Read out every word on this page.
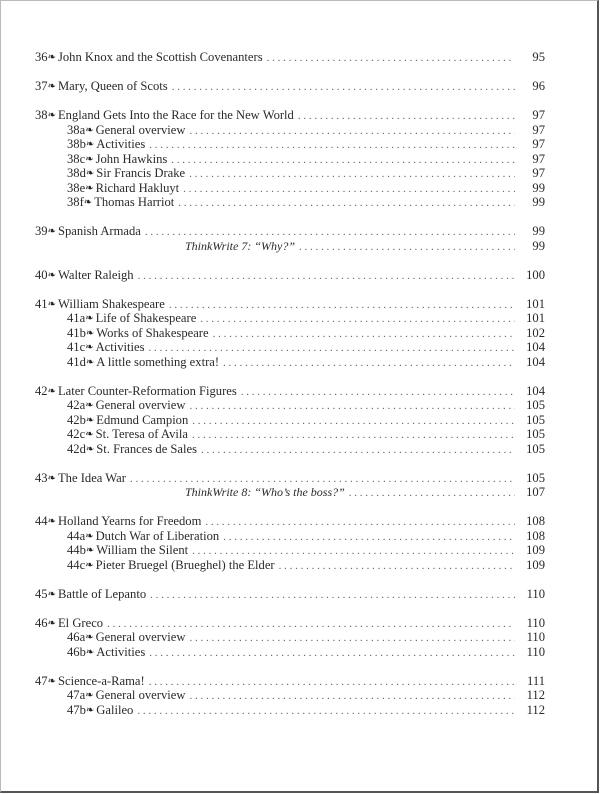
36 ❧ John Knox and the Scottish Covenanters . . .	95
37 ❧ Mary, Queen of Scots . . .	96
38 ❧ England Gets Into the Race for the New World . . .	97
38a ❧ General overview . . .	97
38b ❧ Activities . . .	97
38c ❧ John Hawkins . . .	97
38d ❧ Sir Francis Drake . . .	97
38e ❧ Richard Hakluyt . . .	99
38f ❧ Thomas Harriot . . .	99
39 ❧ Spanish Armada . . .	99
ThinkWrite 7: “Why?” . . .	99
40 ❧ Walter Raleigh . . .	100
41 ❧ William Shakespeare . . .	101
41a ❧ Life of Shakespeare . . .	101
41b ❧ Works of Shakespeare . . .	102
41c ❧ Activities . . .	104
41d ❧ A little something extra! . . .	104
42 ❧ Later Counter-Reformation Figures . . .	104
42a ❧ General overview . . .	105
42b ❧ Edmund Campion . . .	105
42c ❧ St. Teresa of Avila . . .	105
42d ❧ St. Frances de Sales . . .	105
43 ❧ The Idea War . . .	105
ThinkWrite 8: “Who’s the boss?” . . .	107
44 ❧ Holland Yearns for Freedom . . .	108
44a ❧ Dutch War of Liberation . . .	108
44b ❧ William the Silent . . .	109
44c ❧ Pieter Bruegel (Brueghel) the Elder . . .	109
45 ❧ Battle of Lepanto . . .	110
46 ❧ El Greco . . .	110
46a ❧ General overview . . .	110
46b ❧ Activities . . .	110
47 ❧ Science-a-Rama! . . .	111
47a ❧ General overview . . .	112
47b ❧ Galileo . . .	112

--

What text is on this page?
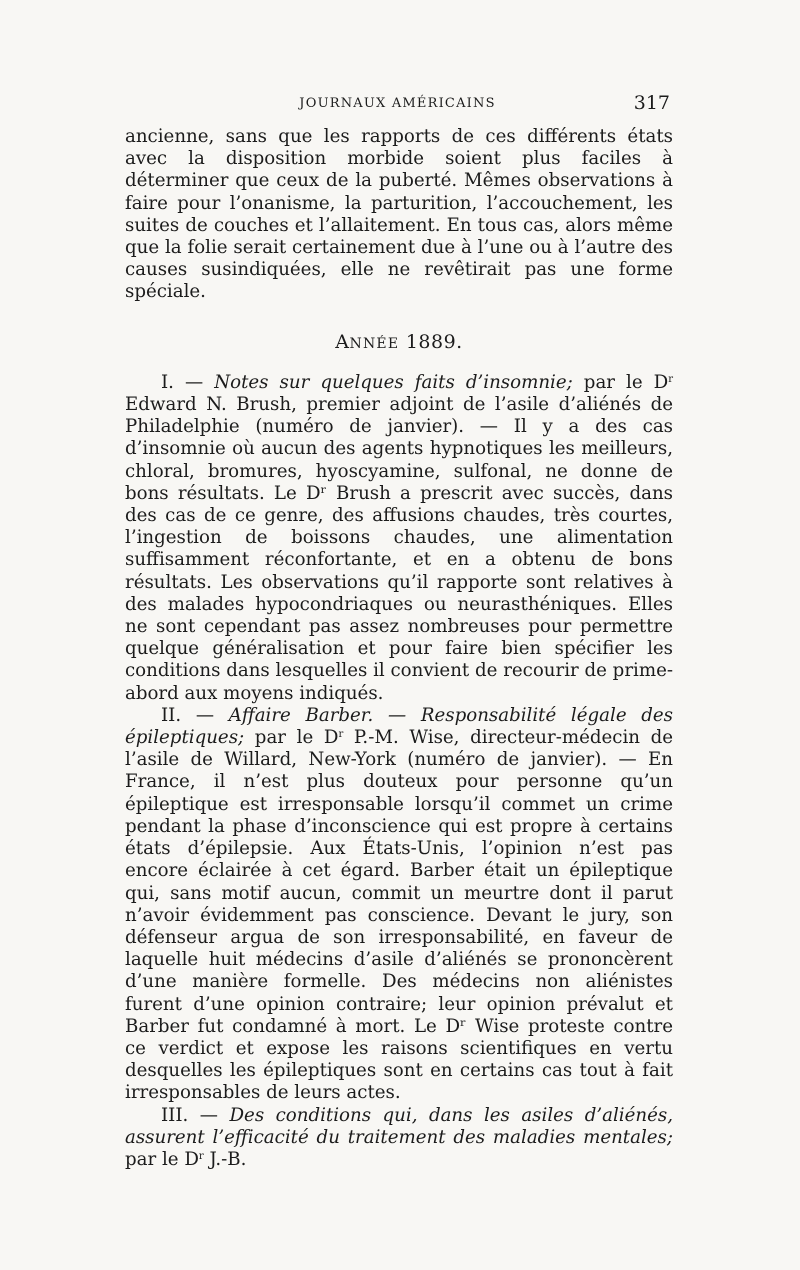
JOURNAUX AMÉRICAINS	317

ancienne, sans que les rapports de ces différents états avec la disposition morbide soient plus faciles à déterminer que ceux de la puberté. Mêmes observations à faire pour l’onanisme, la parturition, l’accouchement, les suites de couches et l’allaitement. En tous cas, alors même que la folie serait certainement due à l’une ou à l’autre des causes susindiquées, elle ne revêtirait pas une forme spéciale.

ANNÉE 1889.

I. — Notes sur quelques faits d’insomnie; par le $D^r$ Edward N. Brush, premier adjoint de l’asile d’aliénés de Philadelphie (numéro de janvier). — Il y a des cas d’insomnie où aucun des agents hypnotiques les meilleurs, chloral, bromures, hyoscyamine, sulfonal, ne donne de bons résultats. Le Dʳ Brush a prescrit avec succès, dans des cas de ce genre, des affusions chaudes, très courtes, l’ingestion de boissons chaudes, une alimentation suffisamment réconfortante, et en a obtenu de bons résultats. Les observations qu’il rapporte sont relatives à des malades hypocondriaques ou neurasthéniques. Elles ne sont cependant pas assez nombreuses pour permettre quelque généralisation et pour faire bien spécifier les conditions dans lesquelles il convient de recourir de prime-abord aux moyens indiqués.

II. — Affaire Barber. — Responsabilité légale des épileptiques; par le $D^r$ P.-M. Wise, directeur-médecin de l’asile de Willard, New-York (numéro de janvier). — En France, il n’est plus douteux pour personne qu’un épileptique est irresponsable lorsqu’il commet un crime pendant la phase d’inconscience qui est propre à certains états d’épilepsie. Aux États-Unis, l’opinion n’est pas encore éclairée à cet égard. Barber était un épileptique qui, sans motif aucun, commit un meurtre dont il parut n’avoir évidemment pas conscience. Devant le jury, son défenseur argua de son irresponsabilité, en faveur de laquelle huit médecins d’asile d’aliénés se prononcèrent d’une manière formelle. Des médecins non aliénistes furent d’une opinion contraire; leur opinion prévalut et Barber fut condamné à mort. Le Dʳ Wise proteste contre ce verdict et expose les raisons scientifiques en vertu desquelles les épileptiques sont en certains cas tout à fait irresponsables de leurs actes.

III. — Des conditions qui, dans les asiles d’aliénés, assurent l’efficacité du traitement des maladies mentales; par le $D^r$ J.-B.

--

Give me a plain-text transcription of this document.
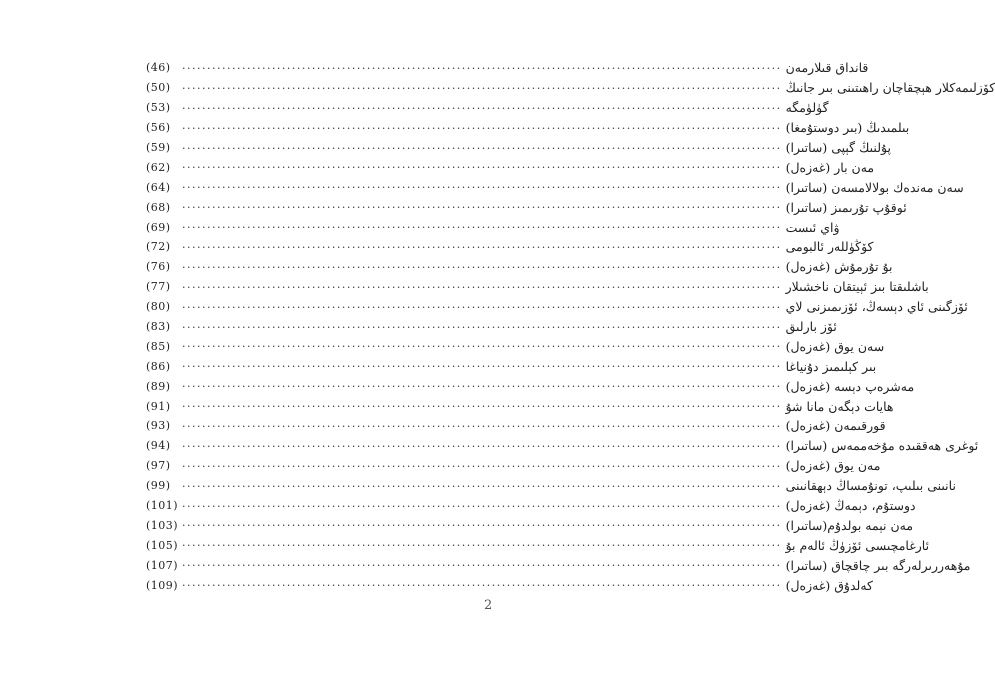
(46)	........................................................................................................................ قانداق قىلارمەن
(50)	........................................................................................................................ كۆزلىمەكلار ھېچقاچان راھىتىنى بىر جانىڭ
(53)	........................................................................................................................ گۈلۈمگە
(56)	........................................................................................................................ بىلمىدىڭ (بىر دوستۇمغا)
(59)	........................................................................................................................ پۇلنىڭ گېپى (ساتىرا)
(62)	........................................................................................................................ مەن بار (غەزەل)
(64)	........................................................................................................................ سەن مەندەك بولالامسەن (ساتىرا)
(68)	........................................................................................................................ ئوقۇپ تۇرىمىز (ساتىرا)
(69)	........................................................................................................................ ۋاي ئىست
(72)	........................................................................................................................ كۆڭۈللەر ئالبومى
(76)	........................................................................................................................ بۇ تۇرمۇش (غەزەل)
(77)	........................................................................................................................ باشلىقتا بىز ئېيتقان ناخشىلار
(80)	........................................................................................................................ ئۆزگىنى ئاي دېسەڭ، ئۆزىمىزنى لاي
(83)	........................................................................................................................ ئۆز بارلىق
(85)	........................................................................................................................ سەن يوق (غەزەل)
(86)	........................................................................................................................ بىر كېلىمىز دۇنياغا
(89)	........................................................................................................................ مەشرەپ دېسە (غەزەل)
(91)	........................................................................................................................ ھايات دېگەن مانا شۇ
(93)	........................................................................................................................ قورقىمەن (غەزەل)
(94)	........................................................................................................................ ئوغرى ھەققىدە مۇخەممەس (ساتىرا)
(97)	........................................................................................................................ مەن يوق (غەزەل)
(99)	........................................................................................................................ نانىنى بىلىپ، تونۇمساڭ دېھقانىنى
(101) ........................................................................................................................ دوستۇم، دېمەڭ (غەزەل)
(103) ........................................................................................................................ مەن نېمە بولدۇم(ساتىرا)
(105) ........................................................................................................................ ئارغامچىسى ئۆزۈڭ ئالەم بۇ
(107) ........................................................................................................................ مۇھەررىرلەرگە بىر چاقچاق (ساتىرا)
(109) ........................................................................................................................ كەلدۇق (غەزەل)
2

Work to be completed:
Search the records for the word "Shakespeare". Copy every line that has it.

Response to the exercise:
41 ❧ William Shakespeare . . .	101
41a ❧ Life of Shakespeare . . .	101
41b ❧ Works of Shakespeare . . .	102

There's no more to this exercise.